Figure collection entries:

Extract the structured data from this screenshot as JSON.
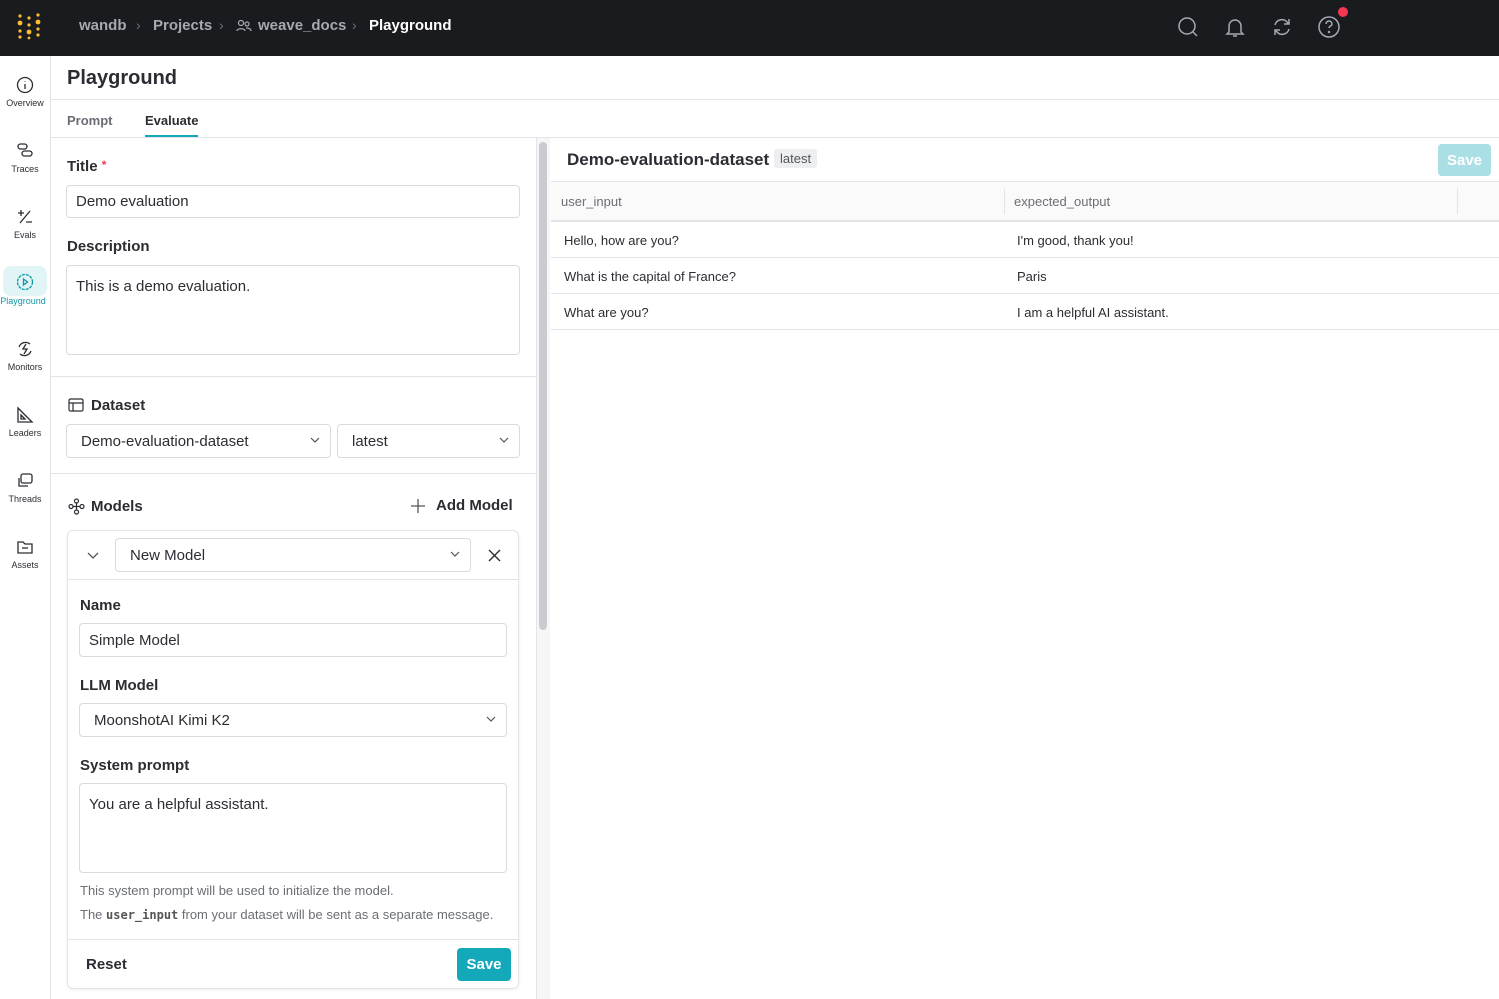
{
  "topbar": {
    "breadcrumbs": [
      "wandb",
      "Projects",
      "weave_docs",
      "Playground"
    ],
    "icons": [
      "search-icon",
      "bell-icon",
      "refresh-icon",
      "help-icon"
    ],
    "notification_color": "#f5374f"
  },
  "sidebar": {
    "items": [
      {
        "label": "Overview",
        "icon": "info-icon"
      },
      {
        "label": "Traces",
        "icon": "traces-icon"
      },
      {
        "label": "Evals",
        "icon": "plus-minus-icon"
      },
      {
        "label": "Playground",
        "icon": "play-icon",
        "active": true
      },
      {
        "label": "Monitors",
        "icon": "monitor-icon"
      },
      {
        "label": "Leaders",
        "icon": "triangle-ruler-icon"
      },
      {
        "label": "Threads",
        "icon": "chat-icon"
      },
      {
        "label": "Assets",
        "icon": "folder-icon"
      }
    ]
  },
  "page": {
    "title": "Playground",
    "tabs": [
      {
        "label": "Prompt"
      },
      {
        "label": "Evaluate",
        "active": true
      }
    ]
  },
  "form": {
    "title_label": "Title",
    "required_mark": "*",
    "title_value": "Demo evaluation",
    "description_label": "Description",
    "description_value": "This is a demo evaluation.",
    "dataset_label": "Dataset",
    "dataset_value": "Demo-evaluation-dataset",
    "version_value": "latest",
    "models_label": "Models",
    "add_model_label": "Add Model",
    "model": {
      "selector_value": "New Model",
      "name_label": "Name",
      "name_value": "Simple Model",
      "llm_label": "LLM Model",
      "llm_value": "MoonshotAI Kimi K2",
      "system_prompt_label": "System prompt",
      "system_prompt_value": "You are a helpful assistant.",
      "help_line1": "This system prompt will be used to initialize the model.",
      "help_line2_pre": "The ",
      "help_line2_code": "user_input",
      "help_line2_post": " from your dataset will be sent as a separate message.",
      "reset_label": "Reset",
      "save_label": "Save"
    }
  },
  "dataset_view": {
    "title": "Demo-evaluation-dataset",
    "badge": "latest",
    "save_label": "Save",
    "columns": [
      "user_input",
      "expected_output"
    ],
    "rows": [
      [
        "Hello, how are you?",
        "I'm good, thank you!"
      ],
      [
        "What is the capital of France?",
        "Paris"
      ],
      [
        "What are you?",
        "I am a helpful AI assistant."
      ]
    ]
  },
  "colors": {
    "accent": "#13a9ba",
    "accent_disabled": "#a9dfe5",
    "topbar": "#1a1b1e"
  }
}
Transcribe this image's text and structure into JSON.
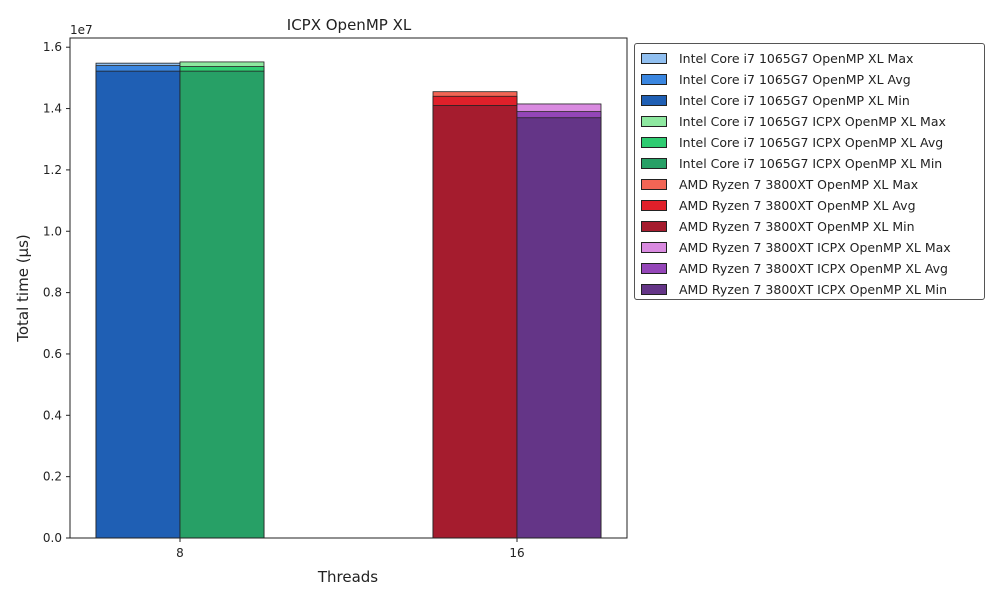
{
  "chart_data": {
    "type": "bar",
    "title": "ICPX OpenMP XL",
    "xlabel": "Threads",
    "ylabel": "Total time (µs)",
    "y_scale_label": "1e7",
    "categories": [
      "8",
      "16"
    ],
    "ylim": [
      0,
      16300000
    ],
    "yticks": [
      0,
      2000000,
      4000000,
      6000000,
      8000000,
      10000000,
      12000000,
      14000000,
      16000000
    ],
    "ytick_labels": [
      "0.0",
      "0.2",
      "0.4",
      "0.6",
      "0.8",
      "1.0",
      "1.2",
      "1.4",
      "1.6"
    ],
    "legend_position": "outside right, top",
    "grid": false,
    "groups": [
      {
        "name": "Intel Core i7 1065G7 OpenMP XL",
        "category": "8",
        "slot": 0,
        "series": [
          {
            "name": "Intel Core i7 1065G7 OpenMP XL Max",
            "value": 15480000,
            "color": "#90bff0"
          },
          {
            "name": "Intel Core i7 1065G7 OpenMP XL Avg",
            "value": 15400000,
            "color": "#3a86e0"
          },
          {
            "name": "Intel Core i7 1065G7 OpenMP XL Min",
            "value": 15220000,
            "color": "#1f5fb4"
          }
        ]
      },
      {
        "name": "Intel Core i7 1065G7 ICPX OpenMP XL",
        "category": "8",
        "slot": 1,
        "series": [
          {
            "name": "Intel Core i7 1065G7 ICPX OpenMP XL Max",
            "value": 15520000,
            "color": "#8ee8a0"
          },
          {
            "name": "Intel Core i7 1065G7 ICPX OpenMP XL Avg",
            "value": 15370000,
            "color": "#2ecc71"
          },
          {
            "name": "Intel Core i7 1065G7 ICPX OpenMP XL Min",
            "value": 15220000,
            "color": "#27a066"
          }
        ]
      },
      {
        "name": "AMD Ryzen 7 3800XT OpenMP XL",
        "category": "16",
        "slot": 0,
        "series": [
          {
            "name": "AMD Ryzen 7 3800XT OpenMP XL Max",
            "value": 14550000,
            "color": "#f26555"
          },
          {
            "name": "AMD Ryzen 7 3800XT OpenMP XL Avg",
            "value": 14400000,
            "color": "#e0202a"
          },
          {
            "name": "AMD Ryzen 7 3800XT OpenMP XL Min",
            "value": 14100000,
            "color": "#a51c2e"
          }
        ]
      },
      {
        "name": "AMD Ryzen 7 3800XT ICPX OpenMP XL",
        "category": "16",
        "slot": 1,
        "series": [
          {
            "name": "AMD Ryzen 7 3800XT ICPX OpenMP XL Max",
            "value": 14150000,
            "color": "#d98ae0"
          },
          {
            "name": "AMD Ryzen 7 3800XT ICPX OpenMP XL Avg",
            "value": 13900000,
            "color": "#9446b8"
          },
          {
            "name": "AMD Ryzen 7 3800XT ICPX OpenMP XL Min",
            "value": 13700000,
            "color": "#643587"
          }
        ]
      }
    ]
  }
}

INSTRUCTIONS FOR THE TASK: The listing above must be printed again exactly, minus its pictures.

THE SOLUTION:
Extract the structured data from this screenshot as JSON.
{
  "topbar": {
    "breadcrumbs": [
      "wandb",
      "Projects",
      "weave_docs",
      "Playground"
    ],
    "icons": [
      "search-icon",
      "bell-icon",
      "refresh-icon",
      "help-icon"
    ],
    "notification_color": "#f5374f"
  },
  "sidebar": {
    "items": [
      {
        "label": "Overview",
        "icon": "info-icon"
      },
      {
        "label": "Traces",
        "icon": "traces-icon"
      },
      {
        "label": "Evals",
        "icon": "plus-minus-icon"
      },
      {
        "label": "Playground",
        "icon": "play-icon",
        "active": true
      },
      {
        "label": "Monitors",
        "icon": "monitor-icon"
      },
      {
        "label": "Leaders",
        "icon": "triangle-ruler-icon"
      },
      {
        "label": "Threads",
        "icon": "chat-icon"
      },
      {
        "label": "Assets",
        "icon": "folder-icon"
      }
    ]
  },
  "page": {
    "title": "Playground",
    "tabs": [
      {
        "label": "Prompt"
      },
      {
        "label": "Evaluate",
        "active": true
      }
    ]
  },
  "form": {
    "title_label": "Title",
    "required_mark": "*",
    "title_value": "Demo evaluation",
    "description_label": "Description",
    "description_value": "This is a demo evaluation.",
    "dataset_label": "Dataset",
    "dataset_value": "Demo-evaluation-dataset",
    "version_value": "latest",
    "models_label": "Models",
    "add_model_label": "Add Model",
    "model": {
      "selector_value": "New Model",
      "name_label": "Name",
      "name_value": "Simple Model",
      "llm_label": "LLM Model",
      "llm_value": "MoonshotAI Kimi K2",
      "system_prompt_label": "System prompt",
      "system_prompt_value": "You are a helpful assistant.",
      "help_line1": "This system prompt will be used to initialize the model.",
      "help_line2_pre": "The ",
      "help_line2_code": "user_input",
      "help_line2_post": " from your dataset will be sent as a separate message.",
      "reset_label": "Reset",
      "save_label": "Save"
    }
  },
  "dataset_view": {
    "title": "Demo-evaluation-dataset",
    "badge": "latest",
    "save_label": "Save",
    "columns": [
      "user_input",
      "expected_output"
    ],
    "rows": [
      [
        "Hello, how are you?",
        "I'm good, thank you!"
      ],
      [
        "What is the capital of France?",
        "Paris"
      ],
      [
        "What are you?",
        "I am a helpful AI assistant."
      ]
    ]
  },
  "colors": {
    "accent": "#13a9ba",
    "accent_disabled": "#a9dfe5",
    "topbar": "#1a1b1e"
  }
}
Transcribe this image's text and structure into JSON.
{
  "chart_data": {
    "type": "bar",
    "title": "ICPX OpenMP XL",
    "xlabel": "Threads",
    "ylabel": "Total time (µs)",
    "y_scale_label": "1e7",
    "categories": [
      "8",
      "16"
    ],
    "ylim": [
      0,
      16300000
    ],
    "yticks": [
      0,
      2000000,
      4000000,
      6000000,
      8000000,
      10000000,
      12000000,
      14000000,
      16000000
    ],
    "ytick_labels": [
      "0.0",
      "0.2",
      "0.4",
      "0.6",
      "0.8",
      "1.0",
      "1.2",
      "1.4",
      "1.6"
    ],
    "legend_position": "outside right, top",
    "grid": false,
    "groups": [
      {
        "name": "Intel Core i7 1065G7 OpenMP XL",
        "category": "8",
        "slot": 0,
        "series": [
          {
            "name": "Intel Core i7 1065G7 OpenMP XL Max",
            "value": 15480000,
            "color": "#90bff0"
          },
          {
            "name": "Intel Core i7 1065G7 OpenMP XL Avg",
            "value": 15400000,
            "color": "#3a86e0"
          },
          {
            "name": "Intel Core i7 1065G7 OpenMP XL Min",
            "value": 15220000,
            "color": "#1f5fb4"
          }
        ]
      },
      {
        "name": "Intel Core i7 1065G7 ICPX OpenMP XL",
        "category": "8",
        "slot": 1,
        "series": [
          {
            "name": "Intel Core i7 1065G7 ICPX OpenMP XL Max",
            "value": 15520000,
            "color": "#8ee8a0"
          },
          {
            "name": "Intel Core i7 1065G7 ICPX OpenMP XL Avg",
            "value": 15370000,
            "color": "#2ecc71"
          },
          {
            "name": "Intel Core i7 1065G7 ICPX OpenMP XL Min",
            "value": 15220000,
            "color": "#27a066"
          }
        ]
      },
      {
        "name": "AMD Ryzen 7 3800XT OpenMP XL",
        "category": "16",
        "slot": 0,
        "series": [
          {
            "name": "AMD Ryzen 7 3800XT OpenMP XL Max",
            "value": 14550000,
            "color": "#f26555"
          },
          {
            "name": "AMD Ryzen 7 3800XT OpenMP XL Avg",
            "value": 14400000,
            "color": "#e0202a"
          },
          {
            "name": "AMD Ryzen 7 3800XT OpenMP XL Min",
            "value": 14100000,
            "color": "#a51c2e"
          }
        ]
      },
      {
        "name": "AMD Ryzen 7 3800XT ICPX OpenMP XL",
        "category": "16",
        "slot": 1,
        "series": [
          {
            "name": "AMD Ryzen 7 3800XT ICPX OpenMP XL Max",
            "value": 14150000,
            "color": "#d98ae0"
          },
          {
            "name": "AMD Ryzen 7 3800XT ICPX OpenMP XL Avg",
            "value": 13900000,
            "color": "#9446b8"
          },
          {
            "name": "AMD Ryzen 7 3800XT ICPX OpenMP XL Min",
            "value": 13700000,
            "color": "#643587"
          }
        ]
      }
    ]
  }
}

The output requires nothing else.